Every line below that mentions the word "Arizona" should be copied out.
=== Rows ===
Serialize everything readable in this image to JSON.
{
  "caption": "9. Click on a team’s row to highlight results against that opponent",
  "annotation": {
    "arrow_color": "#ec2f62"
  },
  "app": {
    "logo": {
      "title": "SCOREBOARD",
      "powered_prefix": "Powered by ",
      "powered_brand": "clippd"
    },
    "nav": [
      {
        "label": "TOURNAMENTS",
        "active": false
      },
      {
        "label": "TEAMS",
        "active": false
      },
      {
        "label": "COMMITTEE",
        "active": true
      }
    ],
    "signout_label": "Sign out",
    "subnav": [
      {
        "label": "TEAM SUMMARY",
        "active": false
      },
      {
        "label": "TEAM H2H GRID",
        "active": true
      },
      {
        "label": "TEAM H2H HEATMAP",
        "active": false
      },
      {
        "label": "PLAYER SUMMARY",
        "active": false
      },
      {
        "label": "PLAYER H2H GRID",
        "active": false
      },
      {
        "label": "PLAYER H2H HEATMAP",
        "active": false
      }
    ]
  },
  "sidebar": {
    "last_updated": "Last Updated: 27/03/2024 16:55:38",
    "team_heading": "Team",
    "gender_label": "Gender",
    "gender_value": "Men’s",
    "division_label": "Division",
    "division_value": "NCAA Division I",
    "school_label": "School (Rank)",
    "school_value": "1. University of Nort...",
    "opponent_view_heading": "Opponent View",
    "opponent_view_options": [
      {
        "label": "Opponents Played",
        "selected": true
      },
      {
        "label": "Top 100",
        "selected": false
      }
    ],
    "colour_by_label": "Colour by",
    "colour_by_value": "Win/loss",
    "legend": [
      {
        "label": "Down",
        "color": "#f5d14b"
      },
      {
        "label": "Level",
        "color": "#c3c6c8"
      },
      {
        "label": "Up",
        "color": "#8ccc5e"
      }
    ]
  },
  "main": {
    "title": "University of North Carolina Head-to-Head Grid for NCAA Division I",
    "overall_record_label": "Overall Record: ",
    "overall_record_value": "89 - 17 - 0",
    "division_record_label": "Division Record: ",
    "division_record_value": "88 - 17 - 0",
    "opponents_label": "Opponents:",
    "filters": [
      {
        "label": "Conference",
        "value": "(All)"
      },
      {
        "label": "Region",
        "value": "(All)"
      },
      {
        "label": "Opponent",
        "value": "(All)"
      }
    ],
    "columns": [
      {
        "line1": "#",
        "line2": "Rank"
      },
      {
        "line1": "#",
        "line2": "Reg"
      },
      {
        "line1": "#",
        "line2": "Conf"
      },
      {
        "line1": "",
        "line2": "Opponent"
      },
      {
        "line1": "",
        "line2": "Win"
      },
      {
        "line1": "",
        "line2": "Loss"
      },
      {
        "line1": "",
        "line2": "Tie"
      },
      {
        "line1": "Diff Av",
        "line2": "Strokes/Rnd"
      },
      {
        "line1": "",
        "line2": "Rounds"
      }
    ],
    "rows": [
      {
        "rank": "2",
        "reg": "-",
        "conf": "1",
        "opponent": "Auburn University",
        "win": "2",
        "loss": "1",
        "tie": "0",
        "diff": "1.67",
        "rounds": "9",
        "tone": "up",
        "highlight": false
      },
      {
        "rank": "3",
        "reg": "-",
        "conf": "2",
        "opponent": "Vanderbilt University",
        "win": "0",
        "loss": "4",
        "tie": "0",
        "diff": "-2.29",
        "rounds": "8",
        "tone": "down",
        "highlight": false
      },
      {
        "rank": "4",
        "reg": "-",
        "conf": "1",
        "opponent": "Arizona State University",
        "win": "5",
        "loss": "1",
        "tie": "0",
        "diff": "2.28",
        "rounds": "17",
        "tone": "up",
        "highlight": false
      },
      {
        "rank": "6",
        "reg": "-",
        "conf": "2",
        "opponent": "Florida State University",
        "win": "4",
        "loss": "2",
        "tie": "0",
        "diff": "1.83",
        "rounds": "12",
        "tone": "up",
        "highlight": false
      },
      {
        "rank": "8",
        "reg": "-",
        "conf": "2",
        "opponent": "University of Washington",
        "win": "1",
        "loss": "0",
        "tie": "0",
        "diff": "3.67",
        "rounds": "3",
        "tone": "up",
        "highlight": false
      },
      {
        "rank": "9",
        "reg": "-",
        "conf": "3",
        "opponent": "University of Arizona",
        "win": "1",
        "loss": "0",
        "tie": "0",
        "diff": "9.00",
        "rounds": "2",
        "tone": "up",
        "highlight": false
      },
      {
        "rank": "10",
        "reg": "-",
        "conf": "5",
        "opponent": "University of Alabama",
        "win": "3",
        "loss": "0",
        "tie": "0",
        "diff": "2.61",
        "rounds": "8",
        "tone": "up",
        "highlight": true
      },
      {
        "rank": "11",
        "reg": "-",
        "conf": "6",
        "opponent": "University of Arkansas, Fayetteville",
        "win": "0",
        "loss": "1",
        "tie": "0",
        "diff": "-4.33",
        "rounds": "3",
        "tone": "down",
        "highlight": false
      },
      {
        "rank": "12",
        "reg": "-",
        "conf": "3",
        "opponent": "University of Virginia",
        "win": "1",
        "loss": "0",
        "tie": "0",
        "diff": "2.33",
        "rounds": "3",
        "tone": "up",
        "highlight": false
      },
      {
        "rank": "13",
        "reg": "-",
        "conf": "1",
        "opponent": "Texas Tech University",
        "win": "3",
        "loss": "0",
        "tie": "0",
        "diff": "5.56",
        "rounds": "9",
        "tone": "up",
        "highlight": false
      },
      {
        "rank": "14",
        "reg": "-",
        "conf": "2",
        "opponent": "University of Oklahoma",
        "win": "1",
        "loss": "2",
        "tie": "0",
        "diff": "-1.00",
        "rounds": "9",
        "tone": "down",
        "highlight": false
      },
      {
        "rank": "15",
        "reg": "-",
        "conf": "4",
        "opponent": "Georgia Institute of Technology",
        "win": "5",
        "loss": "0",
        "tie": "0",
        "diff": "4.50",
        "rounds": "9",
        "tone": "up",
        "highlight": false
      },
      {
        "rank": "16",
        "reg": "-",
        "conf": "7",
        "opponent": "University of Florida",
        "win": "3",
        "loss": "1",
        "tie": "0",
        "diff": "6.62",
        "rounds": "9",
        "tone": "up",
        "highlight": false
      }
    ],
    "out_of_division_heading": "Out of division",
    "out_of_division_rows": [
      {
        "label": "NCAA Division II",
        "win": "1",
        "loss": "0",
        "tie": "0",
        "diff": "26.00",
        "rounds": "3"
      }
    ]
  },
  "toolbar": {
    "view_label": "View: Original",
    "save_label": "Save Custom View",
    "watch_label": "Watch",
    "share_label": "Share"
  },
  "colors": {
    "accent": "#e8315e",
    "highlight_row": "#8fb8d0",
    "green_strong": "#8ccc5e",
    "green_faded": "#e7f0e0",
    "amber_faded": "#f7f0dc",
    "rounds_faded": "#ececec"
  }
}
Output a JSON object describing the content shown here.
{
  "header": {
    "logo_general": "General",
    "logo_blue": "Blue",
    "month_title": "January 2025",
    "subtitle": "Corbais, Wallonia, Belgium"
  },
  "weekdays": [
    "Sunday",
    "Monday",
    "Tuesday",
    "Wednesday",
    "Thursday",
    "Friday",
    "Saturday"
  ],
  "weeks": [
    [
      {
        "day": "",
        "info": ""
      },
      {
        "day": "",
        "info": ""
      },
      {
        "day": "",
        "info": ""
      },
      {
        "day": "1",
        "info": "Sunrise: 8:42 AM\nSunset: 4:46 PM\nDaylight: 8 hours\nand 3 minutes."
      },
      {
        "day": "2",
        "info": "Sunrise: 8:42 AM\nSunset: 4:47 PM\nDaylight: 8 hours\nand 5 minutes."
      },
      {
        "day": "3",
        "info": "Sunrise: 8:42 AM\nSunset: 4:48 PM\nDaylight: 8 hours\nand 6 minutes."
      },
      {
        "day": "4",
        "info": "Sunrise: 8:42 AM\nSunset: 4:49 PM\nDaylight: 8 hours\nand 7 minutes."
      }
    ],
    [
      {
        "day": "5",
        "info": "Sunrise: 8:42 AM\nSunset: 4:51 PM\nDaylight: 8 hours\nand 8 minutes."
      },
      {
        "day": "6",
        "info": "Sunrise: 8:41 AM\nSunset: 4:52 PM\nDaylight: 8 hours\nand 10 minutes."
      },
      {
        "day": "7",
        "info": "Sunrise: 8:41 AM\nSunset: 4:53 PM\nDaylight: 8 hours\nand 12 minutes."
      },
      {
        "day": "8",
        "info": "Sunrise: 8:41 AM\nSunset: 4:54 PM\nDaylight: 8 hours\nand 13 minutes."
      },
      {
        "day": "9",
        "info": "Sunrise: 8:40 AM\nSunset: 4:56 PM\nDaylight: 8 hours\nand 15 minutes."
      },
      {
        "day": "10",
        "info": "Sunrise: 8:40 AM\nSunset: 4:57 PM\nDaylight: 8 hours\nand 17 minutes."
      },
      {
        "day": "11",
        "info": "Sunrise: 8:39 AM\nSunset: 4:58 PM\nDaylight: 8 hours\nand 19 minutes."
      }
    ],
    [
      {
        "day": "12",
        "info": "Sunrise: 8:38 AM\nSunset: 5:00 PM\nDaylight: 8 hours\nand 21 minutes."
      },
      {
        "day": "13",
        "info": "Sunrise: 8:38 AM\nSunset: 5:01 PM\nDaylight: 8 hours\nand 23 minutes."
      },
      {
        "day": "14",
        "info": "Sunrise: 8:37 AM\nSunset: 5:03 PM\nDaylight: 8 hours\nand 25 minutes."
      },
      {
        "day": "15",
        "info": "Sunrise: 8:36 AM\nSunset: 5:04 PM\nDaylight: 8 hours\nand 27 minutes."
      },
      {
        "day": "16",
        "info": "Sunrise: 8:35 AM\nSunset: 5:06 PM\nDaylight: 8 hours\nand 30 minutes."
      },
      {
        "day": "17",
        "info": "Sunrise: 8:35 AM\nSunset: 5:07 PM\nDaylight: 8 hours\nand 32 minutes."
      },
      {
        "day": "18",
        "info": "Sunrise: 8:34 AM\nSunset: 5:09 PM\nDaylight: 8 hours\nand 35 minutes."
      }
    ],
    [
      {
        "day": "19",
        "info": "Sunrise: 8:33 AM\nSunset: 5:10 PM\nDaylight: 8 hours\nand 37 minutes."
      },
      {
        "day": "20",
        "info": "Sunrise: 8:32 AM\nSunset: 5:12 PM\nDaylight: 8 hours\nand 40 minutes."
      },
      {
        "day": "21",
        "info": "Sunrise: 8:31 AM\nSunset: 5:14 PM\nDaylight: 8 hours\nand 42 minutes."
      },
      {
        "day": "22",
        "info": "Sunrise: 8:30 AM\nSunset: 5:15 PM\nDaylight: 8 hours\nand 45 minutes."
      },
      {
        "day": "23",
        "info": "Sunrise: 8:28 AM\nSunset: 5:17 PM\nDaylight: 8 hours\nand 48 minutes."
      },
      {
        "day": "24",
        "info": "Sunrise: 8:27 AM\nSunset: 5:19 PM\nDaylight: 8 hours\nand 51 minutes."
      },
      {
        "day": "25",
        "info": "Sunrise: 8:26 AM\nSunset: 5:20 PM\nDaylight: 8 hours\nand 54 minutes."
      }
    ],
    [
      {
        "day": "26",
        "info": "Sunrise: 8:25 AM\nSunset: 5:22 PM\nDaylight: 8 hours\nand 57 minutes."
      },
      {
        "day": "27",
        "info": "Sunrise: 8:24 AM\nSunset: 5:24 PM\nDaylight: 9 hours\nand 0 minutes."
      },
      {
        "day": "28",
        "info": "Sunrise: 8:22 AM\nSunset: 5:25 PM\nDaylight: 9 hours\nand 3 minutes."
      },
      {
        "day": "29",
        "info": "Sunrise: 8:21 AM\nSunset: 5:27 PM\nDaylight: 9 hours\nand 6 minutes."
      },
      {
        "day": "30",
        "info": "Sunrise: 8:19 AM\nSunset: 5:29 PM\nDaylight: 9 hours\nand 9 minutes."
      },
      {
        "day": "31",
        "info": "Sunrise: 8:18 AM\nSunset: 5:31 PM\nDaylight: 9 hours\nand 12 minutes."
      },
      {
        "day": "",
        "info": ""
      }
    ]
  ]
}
===
*Answer to the problem*.
        "opponent": "Arizona State University",
        "opponent": "University of Arizona",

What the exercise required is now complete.